Element location listings

((

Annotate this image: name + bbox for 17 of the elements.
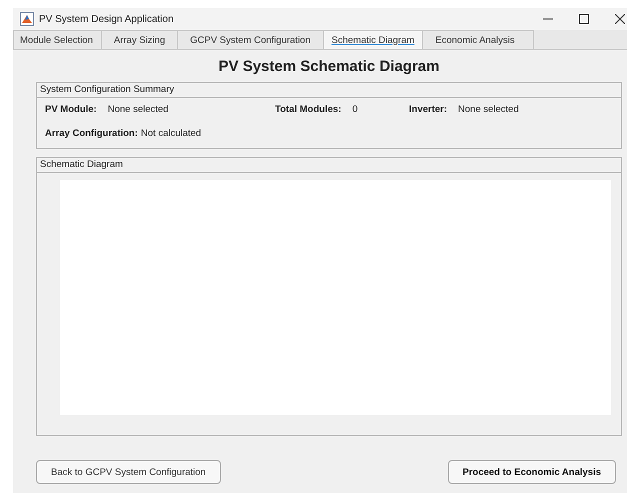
field-label: Array Configuration: [45, 128, 138, 140]
tab[interactable]: Schematic Diagram [322, 30, 424, 49]
panel-title: Schematic Diagram [40, 159, 123, 170]
field-value: None selected [458, 104, 519, 116]
field-label: PV Module: [45, 104, 97, 116]
back-button[interactable]: Back to GCPV System Configuration [36, 460, 221, 484]
field-value: 0 [352, 104, 358, 116]
field-label: Total Modules: [275, 104, 342, 116]
field-value: Not calculated [140, 128, 202, 140]
field-value: None selected [108, 104, 168, 116]
proceed-button[interactable]: Proceed to Economic Analysis [448, 460, 616, 484]
tab[interactable]: Module Selection [13, 30, 102, 49]
window-title: PV System Design Application [39, 14, 174, 24]
tab[interactable]: Economic Analysis [422, 30, 534, 49]
panel-title: System Configuration Summary [40, 84, 174, 95]
field-label: Inverter: [409, 104, 448, 116]
page-heading: PV System Schematic Diagram [218, 58, 440, 75]
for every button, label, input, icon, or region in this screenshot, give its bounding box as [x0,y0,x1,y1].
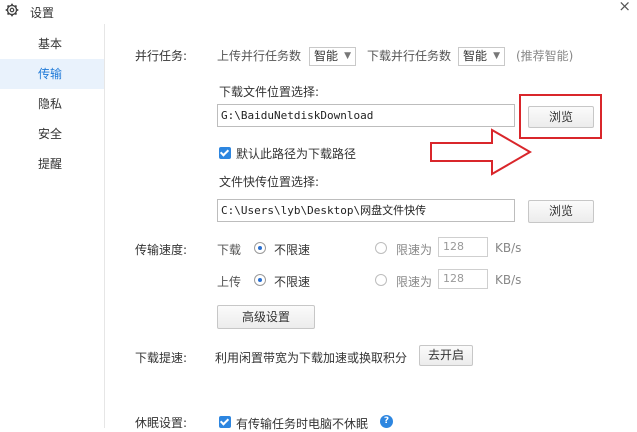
transfer-speed-label: 传输速度: [135,243,188,257]
download-limit-radio[interactable] [375,242,387,254]
download-location-label: 下载文件位置选择: [219,85,320,99]
enable-boost-button[interactable]: 去开启 [419,345,473,366]
upload-parallel-select[interactable]: 智能 ▼ [309,47,356,66]
download-boost-label: 下载提速: [135,351,188,365]
arrow-annotation [430,128,532,176]
sleep-settings-label: 休眠设置: [135,416,188,430]
download-speed-label: 下载 [217,243,242,257]
window-title: 设置 [30,6,55,20]
download-parallel-label: 下载并行任务数 [367,49,452,63]
download-unlimited-radio[interactable] [254,242,266,254]
sidebar-item-reminder[interactable]: 提醒 [0,149,104,179]
default-path-label: 默认此路径为下载路径 [236,147,357,161]
upload-limit-label: 限速为 [396,275,433,289]
sidebar-item-security[interactable]: 安全 [0,119,104,149]
chevron-down-icon: ▼ [344,51,351,61]
download-unlimited-label: 不限速 [274,243,311,257]
help-icon[interactable]: ? [380,415,393,428]
no-sleep-checkbox[interactable] [219,416,231,428]
settings-panel: 并行任务: 上传并行任务数 智能 ▼ 下载并行任务数 智能 ▼ (推荐智能) 下载文… [105,24,637,431]
close-icon[interactable]: × [618,0,631,15]
chevron-down-icon: ▼ [493,51,500,61]
download-limit-unit: KB/s [495,241,522,255]
upload-parallel-label: 上传并行任务数 [217,49,302,63]
download-path-field[interactable]: G:\BaiduNetdiskDownload [217,104,515,127]
download-limit-label: 限速为 [396,243,433,257]
default-path-checkbox[interactable] [219,147,231,159]
no-sleep-label: 有传输任务时电脑不休眠 [236,417,369,431]
parallel-tasks-label: 并行任务: [135,49,188,63]
upload-speed-label: 上传 [217,275,242,289]
sidebar-item-transfer[interactable]: 传输 [0,59,104,89]
quick-upload-browse-button[interactable]: 浏览 [528,200,594,223]
parallel-hint: (推荐智能) [516,49,574,63]
download-parallel-value: 智能 [463,49,488,63]
download-limit-input[interactable]: 128 [438,237,488,257]
sidebar-item-privacy[interactable]: 隐私 [0,89,104,119]
upload-limit-unit: KB/s [495,273,522,287]
upload-unlimited-label: 不限速 [274,275,311,289]
advanced-settings-button[interactable]: 高级设置 [217,305,315,329]
download-boost-text: 利用闲置带宽为下载加速或换取积分 [215,351,408,365]
upload-limit-radio[interactable] [375,274,387,286]
sidebar: 基本 传输 隐私 安全 提醒 [0,24,105,428]
quick-upload-path-field[interactable]: C:\Users\lyb\Desktop\网盘文件快传 [217,199,515,222]
title-bar: 设置 × [0,0,637,24]
upload-limit-input[interactable]: 128 [438,269,488,289]
download-parallel-select[interactable]: 智能 ▼ [458,47,505,66]
quick-upload-label: 文件快传位置选择: [219,175,320,189]
upload-unlimited-radio[interactable] [254,274,266,286]
sidebar-item-basic[interactable]: 基本 [0,29,104,59]
gear-icon [5,3,19,17]
upload-parallel-value: 智能 [314,49,339,63]
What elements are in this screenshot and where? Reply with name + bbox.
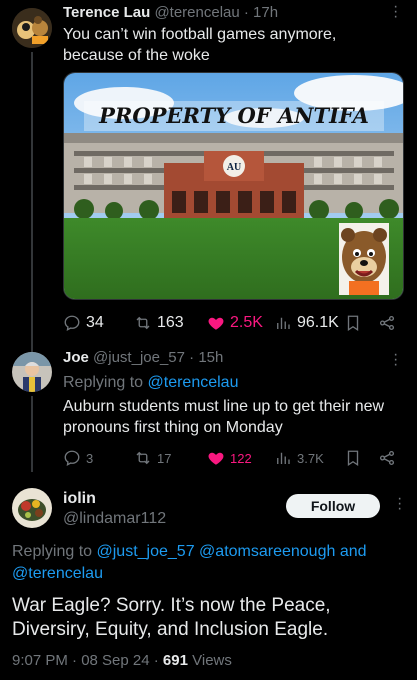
share-icon xyxy=(379,450,395,466)
retweet-icon xyxy=(136,451,150,465)
avatar[interactable] xyxy=(12,488,52,528)
tweet-image[interactable]: AU PROPERTY OF ANTIFA xyxy=(63,72,404,300)
heart-filled-icon xyxy=(208,317,224,330)
display-name[interactable]: Joe xyxy=(63,349,89,366)
more-options-icon[interactable]: · · · xyxy=(393,0,398,25)
views-button[interactable]: 96.1K xyxy=(274,314,339,332)
replying-to: Replying to @just_joe_57 @atomsareenough… xyxy=(12,541,407,585)
follow-button[interactable]: Follow xyxy=(286,494,380,518)
tweet-meta: 9:07 PM · 08 Sep 24 · 691 Views xyxy=(12,652,232,669)
tweet-terence-lau[interactable]: Terence Lau @terencelau · 17h · · · You ca… xyxy=(0,0,417,352)
views-icon xyxy=(277,317,290,329)
reply-icon xyxy=(64,315,80,332)
tweet-text-line: War Eagle? Sorry. It’s now the Peace, xyxy=(12,595,331,616)
stadium-photo: AU PROPERTY OF ANTIFA xyxy=(64,73,403,299)
tweet-text-line: Diversiry, Equity, and Inclusion Eagle. xyxy=(12,619,329,640)
like-count: 122 xyxy=(230,450,252,466)
tweet-text-line: pronouns first thing on Monday xyxy=(63,419,283,436)
timestamp[interactable]: · 15h xyxy=(189,349,223,366)
like-button[interactable]: 122 xyxy=(207,449,252,467)
views-label: Views xyxy=(192,652,232,669)
reply-icon xyxy=(64,450,80,467)
mention-link[interactable]: @just_joe_57 xyxy=(97,543,195,560)
views-count: 691 xyxy=(162,652,188,669)
retweet-count: 17 xyxy=(157,450,172,466)
views-icon xyxy=(277,452,290,464)
retweet-count: 163 xyxy=(157,314,184,331)
image-caption: PROPERTY OF ANTIFA xyxy=(98,103,369,128)
thread-line xyxy=(31,52,33,352)
retweet-button[interactable]: 163 xyxy=(134,314,184,332)
timestamp[interactable]: · 17h xyxy=(244,4,278,21)
tweet-text-line: Auburn students must line up to get thei… xyxy=(63,398,385,415)
retweet-icon xyxy=(136,316,150,330)
mention-link[interactable]: @atomsareenough xyxy=(199,543,335,560)
reply-button[interactable]: 34 xyxy=(63,314,104,332)
replying-to: Replying to @terencelau xyxy=(63,372,238,393)
tweet-timestamp[interactable]: 9:07 PM · 08 Sep 24 · xyxy=(12,652,163,669)
retweet-button[interactable]: 17 xyxy=(134,449,171,467)
mention-and: and xyxy=(339,543,367,560)
svg-text:AU: AU xyxy=(227,162,241,173)
share-icon xyxy=(379,315,395,331)
handle[interactable]: @terencelau xyxy=(154,4,239,21)
views-count: 96.1K xyxy=(297,314,339,331)
handle[interactable]: @lindamar112 xyxy=(63,510,166,528)
tweet-text-line: because of the woke xyxy=(63,47,210,64)
avatar[interactable] xyxy=(12,352,52,392)
bookmark-icon xyxy=(347,315,359,332)
display-name[interactable]: Terence Lau xyxy=(63,4,150,21)
views-count: 3.7K xyxy=(297,450,324,466)
share-button[interactable] xyxy=(378,449,396,467)
reply-count: 3 xyxy=(86,450,94,466)
tweet-header: Terence Lau @terencelau · 17h xyxy=(63,4,278,21)
tweet-text-line: You can’t win football games anymore, xyxy=(63,26,337,43)
mention-link[interactable]: @terencelau xyxy=(12,565,103,582)
tweet-text: War Eagle? Sorry. It’s now the Peace, Di… xyxy=(12,594,412,642)
handle[interactable]: @just_joe_57 xyxy=(93,349,185,366)
reply-button[interactable]: 3 xyxy=(63,449,93,467)
share-button[interactable] xyxy=(378,314,396,332)
tweet-header: Joe @just_joe_57 · 15h xyxy=(63,349,223,366)
tweet-text: You can’t win football games anymore, be… xyxy=(63,24,336,66)
bookmark-button[interactable] xyxy=(344,314,362,332)
like-count: 2.5K xyxy=(230,314,263,331)
more-options-icon[interactable]: · · · xyxy=(397,491,402,517)
bookmark-button[interactable] xyxy=(344,449,362,467)
like-button[interactable]: 2.5K xyxy=(207,314,263,332)
tweet-text: Auburn students must line up to get thei… xyxy=(63,396,384,438)
views-button[interactable]: 3.7K xyxy=(274,449,324,467)
reply-count: 34 xyxy=(86,314,104,331)
avatar-image xyxy=(12,8,52,48)
replying-to-label: Replying to xyxy=(12,543,93,560)
more-options-icon[interactable]: · · · xyxy=(393,347,398,373)
bookmark-icon xyxy=(347,450,359,467)
display-name[interactable]: iolin xyxy=(63,490,96,507)
replying-to-label: Replying to xyxy=(63,374,144,391)
avatar-image xyxy=(12,352,52,392)
display-name-wrap: iolin xyxy=(63,490,96,508)
avatar-image xyxy=(12,488,52,528)
mention-link[interactable]: @terencelau xyxy=(148,374,239,391)
thread-line xyxy=(31,396,33,472)
avatar[interactable] xyxy=(12,8,52,48)
heart-filled-icon xyxy=(208,452,224,465)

))

# Short exercise
Copy out the material again, from the line containing "field-label: Array Configuration: [45, 128, 138, 140]" up to and including the line containing "field-label: Inverter: [409, 104, 448, 116]".

# Solution for this problem
field-label: Array Configuration: [45, 128, 138, 140]
tab[interactable]: Schematic Diagram [322, 30, 424, 49]
panel-title: Schematic Diagram [40, 159, 123, 170]
field-value: None selected [458, 104, 519, 116]
field-label: PV Module: [45, 104, 97, 116]
back-button[interactable]: Back to GCPV System Configuration [36, 460, 221, 484]
field-value: 0 [352, 104, 358, 116]
field-label: Total Modules: [275, 104, 342, 116]
field-value: Not calculated [140, 128, 202, 140]
field-value: None selected [108, 104, 168, 116]
proceed-button[interactable]: Proceed to Economic Analysis [448, 460, 616, 484]
tab[interactable]: Module Selection [13, 30, 102, 49]
window-title: PV System Design Application [39, 14, 174, 24]
tab[interactable]: Economic Analysis [422, 30, 534, 49]
panel-title: System Configuration Summary [40, 84, 174, 95]
field-label: Inverter: [409, 104, 448, 116]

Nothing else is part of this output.